▶ [Supplied material]

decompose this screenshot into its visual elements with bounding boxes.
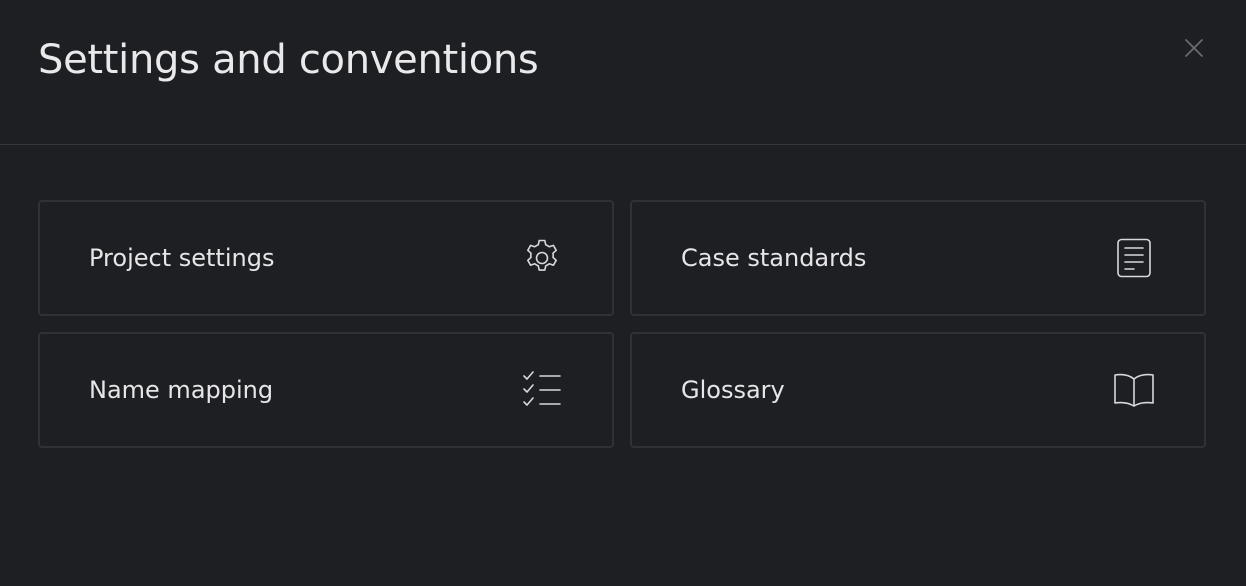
project-settings-label: Project settings	[89, 244, 275, 272]
glossary-card[interactable]: Glossary	[630, 332, 1206, 448]
dialog-title: Settings and conventions	[38, 37, 539, 83]
project-settings-card[interactable]: Project settings	[38, 200, 614, 316]
dialog-header: Settings and conventions	[0, 0, 1246, 145]
glossary-label: Glossary	[681, 376, 785, 404]
checklist-icon	[522, 370, 562, 410]
settings-dialog: Settings and conventions Project setting…	[0, 0, 1246, 586]
close-icon	[1184, 38, 1204, 62]
settings-options-grid: Project settings Case standards Name map…	[38, 200, 1206, 448]
document-icon	[1114, 238, 1154, 278]
close-button[interactable]	[1182, 38, 1206, 62]
gear-icon	[522, 238, 562, 278]
case-standards-card[interactable]: Case standards	[630, 200, 1206, 316]
name-mapping-label: Name mapping	[89, 376, 274, 404]
case-standards-label: Case standards	[681, 244, 867, 272]
name-mapping-card[interactable]: Name mapping	[38, 332, 614, 448]
book-icon	[1114, 370, 1154, 410]
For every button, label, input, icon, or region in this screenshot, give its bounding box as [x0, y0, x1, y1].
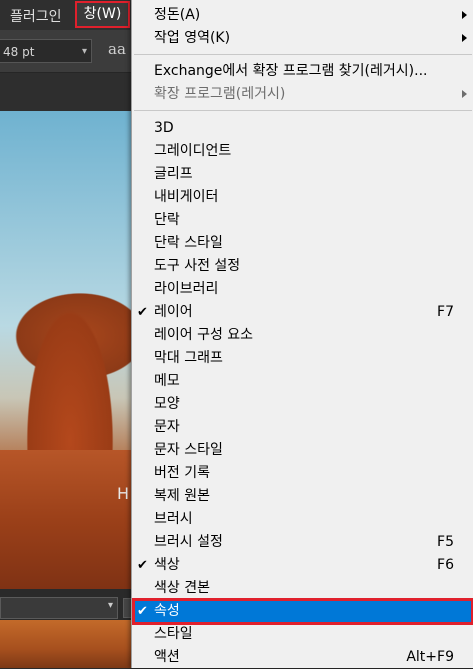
menu-item[interactable]: 문자	[132, 416, 473, 439]
menu-item[interactable]: 모양	[132, 393, 473, 416]
menu-item[interactable]: ✔ 레이어 F7	[132, 301, 473, 324]
menu-item-shortcut: F5	[437, 534, 454, 550]
font-size-value: 48 pt	[3, 45, 35, 59]
menu-item[interactable]: 레이어 구성 요소	[132, 324, 473, 347]
menu-item[interactable]: 액션 Alt+F9	[132, 646, 473, 669]
menu-item-label: 글리프	[154, 166, 193, 182]
menu-item-label: 막대 그래프	[154, 350, 223, 366]
menu-item: 확장 프로그램(레거시)	[132, 83, 473, 106]
menu-item-label: 내비게이터	[154, 189, 219, 205]
menu-item-label: 3D	[154, 120, 174, 136]
chevron-down-icon[interactable]: ▾	[82, 40, 87, 64]
menu-item[interactable]: ✔ 색상 F6	[132, 554, 473, 577]
submenu-arrow-icon	[462, 90, 467, 98]
menu-window[interactable]: 창(W)	[75, 1, 130, 28]
menu-item-label: 버전 기록	[154, 465, 210, 481]
menu-item-label: 단락 스타일	[154, 235, 223, 251]
menu-item[interactable]: 글리프	[132, 163, 473, 186]
menu-item-label: 확장 프로그램(레거시)	[154, 86, 286, 102]
menu-item-label: 도구 사전 설정	[154, 258, 241, 274]
menu-item-label: 브러시 설정	[154, 534, 223, 550]
menu-item-label: 액션	[154, 649, 180, 665]
canvas-image-ground	[0, 620, 135, 668]
menu-item[interactable]: 단락 스타일	[132, 232, 473, 255]
checkmark-icon: ✔	[137, 558, 148, 573]
menu-item-shortcut: F6	[437, 557, 454, 573]
menu-item[interactable]: 3D	[132, 117, 473, 140]
submenu-arrow-icon	[462, 34, 467, 42]
menu-item[interactable]: Exchange에서 확장 프로그램 찾기(레거시)...	[132, 60, 473, 83]
canvas-image-rock	[0, 450, 135, 590]
menu-item-label: 브러시	[154, 511, 193, 527]
chevron-down-icon[interactable]: ▾	[108, 600, 113, 611]
menu-item-shortcut: Alt+F9	[406, 649, 454, 665]
submenu-arrow-icon	[462, 11, 467, 19]
menu-item-label: 문자 스타일	[154, 442, 223, 458]
menu-item[interactable]: 도구 사전 설정	[132, 255, 473, 278]
menu-item[interactable]: 버전 기록	[132, 462, 473, 485]
checkmark-icon: ✔	[137, 604, 148, 619]
menu-item[interactable]: 라이브러리	[132, 278, 473, 301]
menu-item-label: 작업 영역(K)	[154, 30, 231, 46]
menu-item[interactable]: 복제 원본	[132, 485, 473, 508]
menu-item-label: 정돈(A)	[154, 7, 201, 23]
menu-item-label: 스타일	[154, 626, 193, 642]
menu-item-label: 라이브러리	[154, 281, 219, 297]
menu-item-label: 레이어	[154, 304, 193, 320]
menu-item-label: 그레이디언트	[154, 143, 232, 159]
antialias-icon[interactable]: aa	[108, 40, 126, 58]
menu-item[interactable]: 브러시 설정 F5	[132, 531, 473, 554]
menu-item[interactable]: 문자 스타일	[132, 439, 473, 462]
menu-item-label: 색상	[154, 557, 180, 573]
text-cursor: H	[117, 484, 130, 503]
menu-plugins[interactable]: 플러그인	[10, 6, 62, 26]
menu-item[interactable]: 메모	[132, 370, 473, 393]
panel-dropdown[interactable]: ▾	[0, 597, 118, 619]
menu-item-label: 모양	[154, 396, 180, 412]
checkmark-icon: ✔	[137, 305, 148, 320]
menu-item[interactable]: 작업 영역(K)	[132, 27, 473, 50]
menu-item-label: 복제 원본	[154, 488, 210, 504]
menu-item[interactable]: 정돈(A)	[132, 4, 473, 27]
menu-item-label: 메모	[154, 373, 180, 389]
menu-item[interactable]: 브러시	[132, 508, 473, 531]
menu-item[interactable]: ✔ 속성	[132, 598, 473, 625]
menu-item-label: 레이어 구성 요소	[154, 327, 254, 343]
menu-item-label: 색상 견본	[154, 580, 210, 596]
menu-item-shortcut: F7	[437, 304, 454, 320]
menu-item[interactable]: 내비게이터	[132, 186, 473, 209]
menu-item-label: Exchange에서 확장 프로그램 찾기(레거시)...	[154, 63, 428, 79]
menu-item[interactable]: 막대 그래프	[132, 347, 473, 370]
menu-item[interactable]: 그레이디언트	[132, 140, 473, 163]
menu-item-label: 단락	[154, 212, 180, 228]
font-size-field[interactable]: 48 pt ▾	[0, 39, 92, 63]
menu-item[interactable]: 단락	[132, 209, 473, 232]
menu-separator	[134, 54, 472, 55]
menu-item-label: 문자	[154, 419, 180, 435]
menu-separator	[134, 110, 472, 111]
window-dropdown-menu: 정돈(A) 작업 영역(K) Exchange에서 확장 프로그램 찾기(레거시).…	[131, 0, 473, 668]
menu-item[interactable]: 스타일	[132, 623, 473, 646]
menu-item-label: 속성	[154, 603, 180, 619]
menu-item[interactable]: 색상 견본	[132, 577, 473, 600]
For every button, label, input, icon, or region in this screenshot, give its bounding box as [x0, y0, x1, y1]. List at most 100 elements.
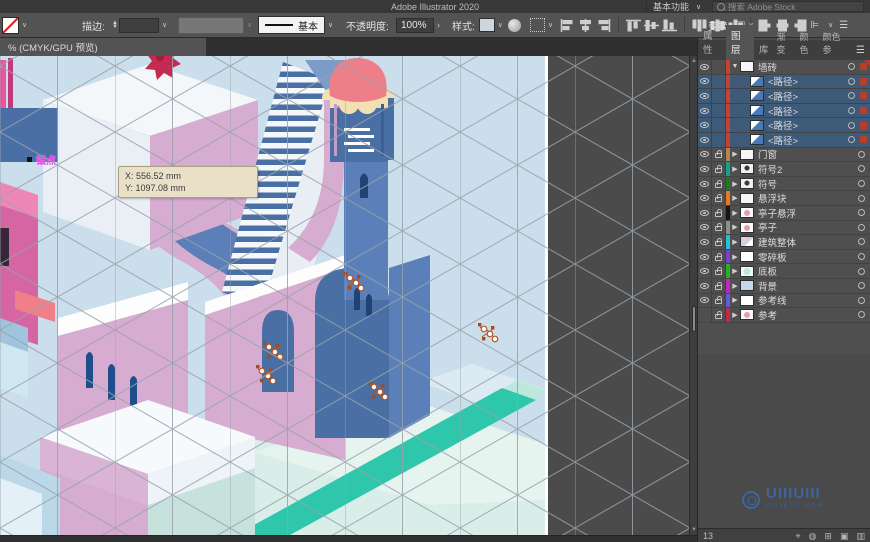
selection-square[interactable] [860, 107, 867, 115]
layer-name[interactable]: 参考 [758, 308, 858, 322]
tab-libraries[interactable]: 库 [754, 39, 774, 60]
target-circle[interactable] [858, 180, 865, 188]
eye-toggle-icon[interactable] [698, 118, 712, 132]
layer-row[interactable]: <路径> [698, 132, 870, 148]
lock-icon[interactable] [712, 147, 726, 162]
layer-name[interactable]: 亭子 [758, 220, 858, 234]
eye-toggle-icon[interactable] [698, 74, 712, 89]
expand-arrow[interactable]: ▶ [730, 253, 740, 261]
layer-row[interactable]: ▶ 底板 [698, 264, 870, 279]
tab-color[interactable]: 颜色 [796, 27, 819, 60]
target-circle[interactable] [858, 238, 865, 246]
lock-icon[interactable] [712, 191, 726, 205]
layer-thumbnail[interactable] [740, 148, 754, 160]
target-circle[interactable] [858, 150, 865, 158]
expand-arrow[interactable]: ▶ [730, 238, 740, 246]
scrollbar-thumb[interactable] [691, 306, 696, 332]
layer-row[interactable]: ▶ 参考线 [698, 293, 870, 309]
eye-toggle-icon[interactable] [698, 60, 712, 74]
layer-thumbnail[interactable] [750, 75, 764, 87]
selection-square[interactable] [860, 121, 867, 129]
expand-arrow[interactable]: ▶ [730, 296, 740, 304]
align-left-icon[interactable] [560, 18, 575, 32]
selection-square[interactable] [860, 77, 867, 85]
distribute-left-icon[interactable] [758, 19, 773, 32]
variable-width-profile-dropdown[interactable] [178, 16, 244, 34]
lock-cell[interactable] [712, 60, 726, 74]
expand-arrow[interactable]: ▶ [730, 194, 740, 202]
artboard-canvas[interactable]: 锚点 X: 556.52 mm Y: 1097.08 mm [0, 56, 689, 535]
adobe-stock-search[interactable]: 搜索 Adobe Stock [712, 1, 864, 12]
layer-name[interactable]: 符号 [758, 177, 858, 191]
layer-row[interactable]: ▶ 符号 [698, 176, 870, 192]
layer-name[interactable]: <路径> [768, 118, 848, 132]
opacity-field[interactable]: 100% [396, 17, 434, 33]
eye-toggle-icon[interactable] [698, 147, 712, 162]
tab-layers[interactable]: 图层 [725, 25, 754, 60]
layer-row[interactable]: <路径> [698, 103, 870, 119]
expand-arrow[interactable]: ▶ [730, 267, 740, 275]
expand-arrow[interactable]: ▶ [730, 223, 740, 231]
target-circle[interactable] [848, 121, 855, 129]
expand-arrow[interactable]: ▶ [730, 209, 740, 217]
target-circle[interactable] [848, 136, 855, 144]
layer-thumbnail[interactable] [740, 251, 754, 263]
lock-icon[interactable] [712, 176, 726, 191]
layer-thumbnail[interactable] [740, 236, 754, 248]
layer-name[interactable]: 零碎板 [758, 250, 858, 264]
tab-properties[interactable]: 属性 [698, 25, 726, 60]
eye-toggle-icon[interactable] [698, 191, 712, 205]
eye-toggle-icon[interactable] [698, 132, 712, 147]
lock-icon[interactable] [712, 293, 726, 308]
target-circle[interactable] [858, 253, 865, 261]
target-circle[interactable] [848, 77, 855, 85]
opacity-more-chevron[interactable]: › [437, 20, 440, 30]
layer-thumbnail[interactable] [740, 207, 754, 219]
layer-name[interactable]: 建筑整体 [758, 235, 858, 249]
layer-thumbnail[interactable] [740, 163, 754, 175]
layer-name[interactable]: <路径> [768, 133, 848, 147]
layer-name[interactable]: 参考线 [758, 293, 858, 307]
layer-name[interactable]: <路径> [768, 89, 848, 103]
layer-name[interactable]: 亭子悬浮 [758, 206, 858, 220]
delete-layer-icon[interactable]: ▥ [856, 531, 865, 542]
target-circle[interactable] [858, 165, 865, 173]
layer-row[interactable]: <路径> [698, 74, 870, 90]
align-right-icon[interactable] [596, 18, 611, 32]
expand-arrow[interactable]: ▶ [730, 282, 740, 290]
target-circle[interactable] [858, 194, 865, 202]
target-circle[interactable] [858, 282, 865, 290]
stroke-width-stepper[interactable]: ▲ ▼ [112, 20, 118, 30]
layer-row[interactable]: ▶ 符号2 [698, 162, 870, 177]
layer-thumbnail[interactable] [740, 265, 754, 277]
new-layer-icon[interactable]: ▣ [840, 531, 849, 542]
layer-row[interactable]: ▶ 零碎板 [698, 249, 870, 265]
expand-arrow[interactable]: ▶ [730, 180, 740, 188]
layer-thumbnail[interactable] [740, 178, 754, 190]
select-similar-icon[interactable] [530, 18, 545, 32]
lock-icon[interactable] [712, 249, 726, 264]
layer-row[interactable]: ▶ 亭子 [698, 220, 870, 236]
eye-toggle-icon[interactable] [698, 249, 712, 264]
layer-name[interactable]: <路径> [768, 74, 848, 88]
lock-icon[interactable] [712, 162, 726, 176]
align-h-center-icon[interactable] [578, 18, 593, 32]
layer-name[interactable]: 底板 [758, 264, 858, 278]
eye-toggle-icon[interactable] [698, 205, 712, 220]
layer-row[interactable]: ▼ 墙砖 [698, 60, 870, 75]
layer-name[interactable]: 墙砖 [758, 60, 848, 74]
lock-icon[interactable] [712, 220, 726, 235]
target-circle[interactable] [848, 63, 855, 71]
brush-definition-dropdown[interactable]: 基本 [258, 16, 325, 34]
layer-thumbnail[interactable] [740, 221, 754, 233]
selection-square[interactable] [860, 92, 867, 100]
lock-cell[interactable] [712, 103, 726, 118]
layer-thumbnail[interactable] [750, 105, 764, 117]
layer-name[interactable]: 符号2 [758, 162, 858, 176]
layer-row[interactable]: ▶ 背景 [698, 278, 870, 294]
target-circle[interactable] [848, 107, 855, 115]
lock-icon[interactable] [712, 264, 726, 278]
lock-icon[interactable] [712, 308, 726, 322]
layer-name[interactable]: 悬浮块 [758, 191, 858, 205]
make-mask-icon[interactable]: ◍ [809, 531, 817, 542]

▶ [Aim of the exercise]
Starting with the line that contains "selection-square[interactable] [860, 107, 867, 115]" and going on through the line that contains "layer-row[interactable]: <路径> [698, 103, 870, 119]", set out those lines as a numbered list with any blank lines dropped.

▶ [Result of the task]
1. selection-square[interactable] [860, 107, 867, 115]
2. layer-name[interactable]: 参考 [758, 308, 858, 322]
3. tab-libraries[interactable]: 库 [754, 39, 774, 60]
4. target-circle[interactable] [858, 180, 865, 188]
5. eye-toggle-icon[interactable] [698, 118, 712, 132]
6. layer-row[interactable]: <路径> [698, 132, 870, 148]
7. lock-icon[interactable] [712, 147, 726, 162]
8. layer-name[interactable]: 亭子 [758, 220, 858, 234]
9. eye-toggle-icon[interactable] [698, 74, 712, 89]
10. expand-arrow[interactable]: ▶ [730, 253, 740, 261]
11. layer-row[interactable]: ▶ 底板 [698, 264, 870, 279]
12. tab-color[interactable]: 颜色 [796, 27, 819, 60]
13. target-circle[interactable] [858, 238, 865, 246]
14. lock-icon[interactable] [712, 191, 726, 205]
15. layer-thumbnail[interactable] [740, 148, 754, 160]
16. target-circle[interactable] [858, 150, 865, 158]
17. expand-arrow[interactable]: ▶ [730, 238, 740, 246]
18. scrollbar-thumb[interactable] [691, 306, 696, 332]
19. layer-row[interactable]: ▶ 参考线 [698, 293, 870, 309]
20. eye-toggle-icon[interactable] [698, 60, 712, 74]
21. layer-thumbnail[interactable] [750, 75, 764, 87]
22. selection-square[interactable] [860, 121, 867, 129]
23. expand-arrow[interactable]: ▶ [730, 296, 740, 304]
24. align-left-icon[interactable] [560, 18, 575, 32]
25. selection-square[interactable] [860, 77, 867, 85]
26. distribute-left-icon[interactable] [758, 19, 773, 32]
27. variable-width-profile-dropdown[interactable] [178, 16, 244, 34]
28. lock-cell[interactable] [712, 60, 726, 74]
29. expand-arrow[interactable]: ▶ [730, 194, 740, 202]
30. artboard-canvas[interactable]: 锚点 X: 556.52 mm Y: 1097.08 mm [0, 56, 689, 535]
31. adobe-stock-search[interactable]: 搜索 Adobe Stock [712, 1, 864, 12]
32. layer-name[interactable]: 符号 [758, 177, 858, 191]
33. layer-row[interactable]: ▶ 符号 [698, 176, 870, 192]
34. layer-name[interactable]: <路径> [768, 118, 848, 132]
35. opacity-field[interactable]: 100% [396, 17, 434, 33]
36. eye-toggle-icon[interactable] [698, 147, 712, 162]
37. tab-layers[interactable]: 图层 [725, 25, 754, 60]
38. layer-row[interactable]: <路径> [698, 103, 870, 119]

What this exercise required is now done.